■ WHAT THE EXERCISE ASKS
In this exercise, return the whole listing exactly, excluding any images.

____________________

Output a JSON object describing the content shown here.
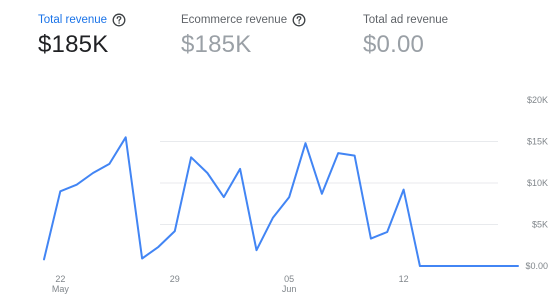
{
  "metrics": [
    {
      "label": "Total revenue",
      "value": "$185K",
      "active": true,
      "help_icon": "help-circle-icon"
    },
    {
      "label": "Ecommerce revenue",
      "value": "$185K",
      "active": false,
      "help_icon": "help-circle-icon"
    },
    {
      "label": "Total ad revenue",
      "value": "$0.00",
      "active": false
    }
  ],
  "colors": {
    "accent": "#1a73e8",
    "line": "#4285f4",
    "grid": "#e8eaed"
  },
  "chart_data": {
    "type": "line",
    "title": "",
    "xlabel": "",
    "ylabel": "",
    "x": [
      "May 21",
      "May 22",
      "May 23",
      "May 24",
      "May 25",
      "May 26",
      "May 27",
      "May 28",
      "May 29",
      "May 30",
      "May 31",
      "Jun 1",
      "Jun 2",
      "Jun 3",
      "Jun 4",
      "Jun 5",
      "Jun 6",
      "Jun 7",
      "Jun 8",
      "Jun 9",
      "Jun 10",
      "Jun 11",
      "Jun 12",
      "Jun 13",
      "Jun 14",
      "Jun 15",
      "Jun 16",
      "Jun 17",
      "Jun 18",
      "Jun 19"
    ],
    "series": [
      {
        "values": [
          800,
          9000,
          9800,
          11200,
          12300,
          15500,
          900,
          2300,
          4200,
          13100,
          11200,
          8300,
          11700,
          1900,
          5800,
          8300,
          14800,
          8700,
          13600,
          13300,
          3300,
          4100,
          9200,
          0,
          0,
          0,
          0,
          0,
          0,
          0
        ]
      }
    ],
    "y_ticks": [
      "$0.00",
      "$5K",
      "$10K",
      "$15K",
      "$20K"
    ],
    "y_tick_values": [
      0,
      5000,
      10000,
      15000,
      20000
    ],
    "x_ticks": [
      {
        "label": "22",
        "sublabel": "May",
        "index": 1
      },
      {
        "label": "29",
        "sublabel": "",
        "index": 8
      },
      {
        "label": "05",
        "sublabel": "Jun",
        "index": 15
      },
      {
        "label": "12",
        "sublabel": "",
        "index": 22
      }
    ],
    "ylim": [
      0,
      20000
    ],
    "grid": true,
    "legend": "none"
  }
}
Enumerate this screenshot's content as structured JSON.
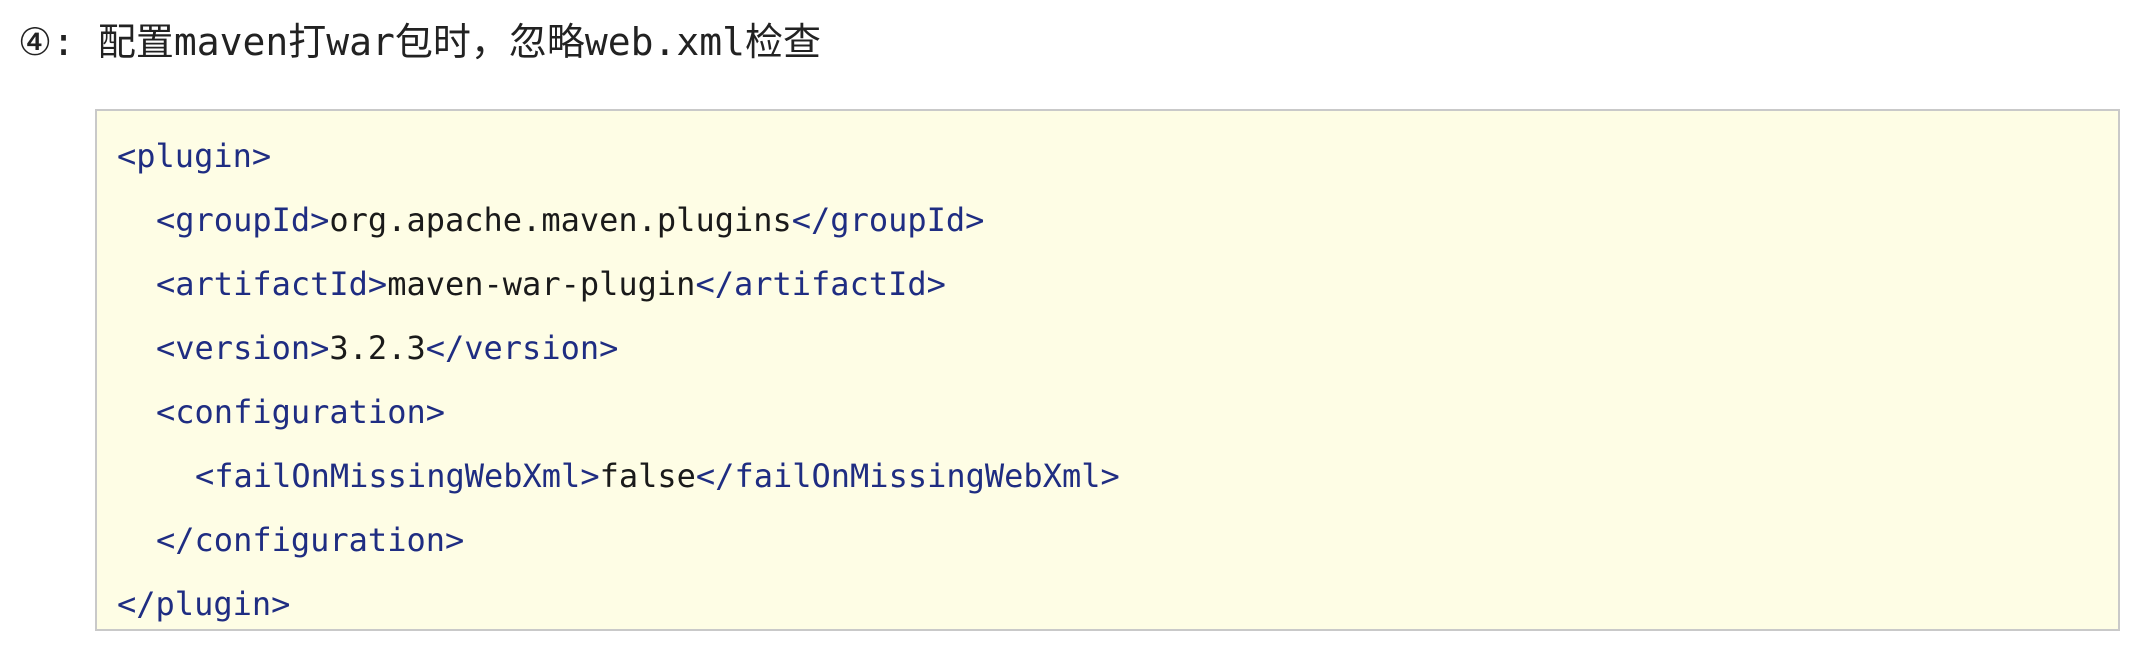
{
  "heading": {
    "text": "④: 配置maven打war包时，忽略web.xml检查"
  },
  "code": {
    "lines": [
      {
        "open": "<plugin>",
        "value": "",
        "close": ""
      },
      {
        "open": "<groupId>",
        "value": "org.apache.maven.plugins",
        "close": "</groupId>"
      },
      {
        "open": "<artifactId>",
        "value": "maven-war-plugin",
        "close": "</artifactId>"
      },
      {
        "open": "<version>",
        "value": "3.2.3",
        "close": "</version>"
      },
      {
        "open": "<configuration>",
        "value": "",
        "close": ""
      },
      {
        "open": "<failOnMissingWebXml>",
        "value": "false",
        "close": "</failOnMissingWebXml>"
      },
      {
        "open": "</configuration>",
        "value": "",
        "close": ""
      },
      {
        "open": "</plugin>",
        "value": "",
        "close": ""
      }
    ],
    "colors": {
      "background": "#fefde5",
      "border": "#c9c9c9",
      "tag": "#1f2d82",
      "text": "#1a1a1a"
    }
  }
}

____________________

■ EXERCISE ANSWER
Output a JSON object describing the content shown here.
{
  "metrics": [
    {
      "label": "Total revenue",
      "value": "$185K",
      "active": true,
      "help_icon": "help-circle-icon"
    },
    {
      "label": "Ecommerce revenue",
      "value": "$185K",
      "active": false,
      "help_icon": "help-circle-icon"
    },
    {
      "label": "Total ad revenue",
      "value": "$0.00",
      "active": false
    }
  ],
  "colors": {
    "accent": "#1a73e8",
    "line": "#4285f4",
    "grid": "#e8eaed"
  },
  "chart_data": {
    "type": "line",
    "title": "",
    "xlabel": "",
    "ylabel": "",
    "x": [
      "May 21",
      "May 22",
      "May 23",
      "May 24",
      "May 25",
      "May 26",
      "May 27",
      "May 28",
      "May 29",
      "May 30",
      "May 31",
      "Jun 1",
      "Jun 2",
      "Jun 3",
      "Jun 4",
      "Jun 5",
      "Jun 6",
      "Jun 7",
      "Jun 8",
      "Jun 9",
      "Jun 10",
      "Jun 11",
      "Jun 12",
      "Jun 13",
      "Jun 14",
      "Jun 15",
      "Jun 16",
      "Jun 17",
      "Jun 18",
      "Jun 19"
    ],
    "series": [
      {
        "values": [
          800,
          9000,
          9800,
          11200,
          12300,
          15500,
          900,
          2300,
          4200,
          13100,
          11200,
          8300,
          11700,
          1900,
          5800,
          8300,
          14800,
          8700,
          13600,
          13300,
          3300,
          4100,
          9200,
          0,
          0,
          0,
          0,
          0,
          0,
          0
        ]
      }
    ],
    "y_ticks": [
      "$0.00",
      "$5K",
      "$10K",
      "$15K",
      "$20K"
    ],
    "y_tick_values": [
      0,
      5000,
      10000,
      15000,
      20000
    ],
    "x_ticks": [
      {
        "label": "22",
        "sublabel": "May",
        "index": 1
      },
      {
        "label": "29",
        "sublabel": "",
        "index": 8
      },
      {
        "label": "05",
        "sublabel": "Jun",
        "index": 15
      },
      {
        "label": "12",
        "sublabel": "",
        "index": 22
      }
    ],
    "ylim": [
      0,
      20000
    ],
    "grid": true,
    "legend": "none"
  }
}
Enumerate this screenshot's content as structured JSON.
{
  "heading": {
    "text": "④: 配置maven打war包时，忽略web.xml检查"
  },
  "code": {
    "lines": [
      {
        "open": "<plugin>",
        "value": "",
        "close": ""
      },
      {
        "open": "<groupId>",
        "value": "org.apache.maven.plugins",
        "close": "</groupId>"
      },
      {
        "open": "<artifactId>",
        "value": "maven-war-plugin",
        "close": "</artifactId>"
      },
      {
        "open": "<version>",
        "value": "3.2.3",
        "close": "</version>"
      },
      {
        "open": "<configuration>",
        "value": "",
        "close": ""
      },
      {
        "open": "<failOnMissingWebXml>",
        "value": "false",
        "close": "</failOnMissingWebXml>"
      },
      {
        "open": "</configuration>",
        "value": "",
        "close": ""
      },
      {
        "open": "</plugin>",
        "value": "",
        "close": ""
      }
    ],
    "colors": {
      "background": "#fefde5",
      "border": "#c9c9c9",
      "tag": "#1f2d82",
      "text": "#1a1a1a"
    }
  }
}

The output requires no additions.